(Saved entries)
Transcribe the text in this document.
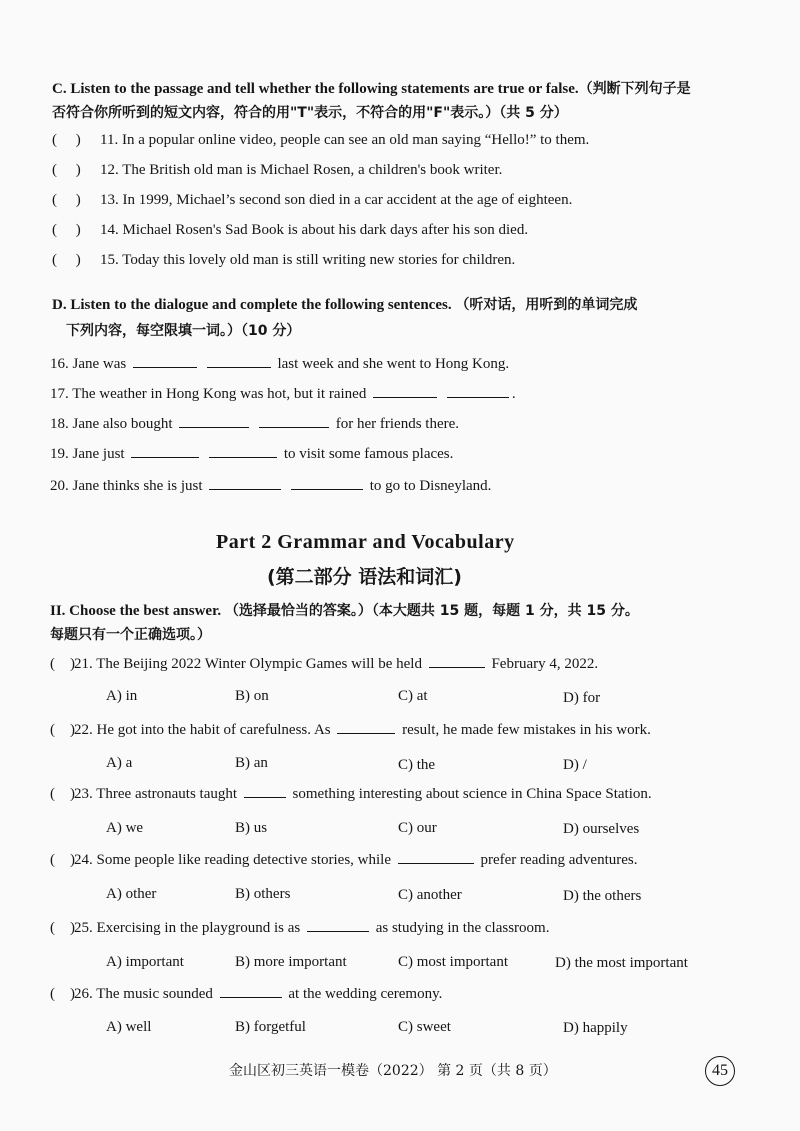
C. Listen to the passage and tell whether the following statements are true or false.（判断下列句子是
否符合你所听到的短文内容，符合的用"T"表示，不符合的用"F"表示。）（共 5 分）
(     ) 11. In a popular online video, people can see an old man saying “Hello!” to them.
(     ) 12. The British old man is Michael Rosen, a children's book writer.
(     ) 13. In 1999, Michael’s second son died in a car accident at the age of eighteen.
(     ) 14. Michael Rosen's Sad Book is about his dark days after his son died.
(     ) 15. Today this lovely old man is still writing new stories for children.
D. Listen to the dialogue and complete the following sentences. （听对话，用听到的单词完成
下列内容，每空限填一词。）（10 分）
16. Jane was	last week and she went to Hong Kong.
17. The weather in Hong Kong was hot, but it rained	.
18. Jane also bought	for her friends there.
19. Jane just	to visit some famous places.
20. Jane thinks she is just	to go to Disneyland.
Part 2 Grammar and Vocabulary
(第二部分 语法和词汇)
II. Choose the best answer. （选择最恰当的答案。）（本大题共 15 题，每题 1 分，共 15 分。
每题只有一个正确选项。）
(    )21. The Beijing 2022 Winter Olympic Games will be held	February 4, 2022.
A) in	B) on	C) at	D) for
(    )22. He got into the habit of carefulness. As	result, he made few mistakes in his work.
A) a	B) an	C) the	D) /
(    )23. Three astronauts taught	something interesting about science in China Space Station.
A) we	B) us	C) our	D) ourselves
(    )24. Some people like reading detective stories, while	prefer reading adventures.
A) other	B) others	C) another	D) the others
(    )25. Exercising in the playground is as	as studying in the classroom.
A) important	B) more important	C) most important	D) the most important
(    )26. The music sounded	at the wedding ceremony.
A) well	B) forgetful	C) sweet	D) happily
金山区初三英语一模卷（2022） 第 2 页（共 8 页）	45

■ **What you need to do**
Read the data above and pull out each line that holds the string "Kong".

■ **Written answer**
16. Jane was	last week and she went to Hong Kong.
17. The weather in Hong Kong was hot, but it rained	.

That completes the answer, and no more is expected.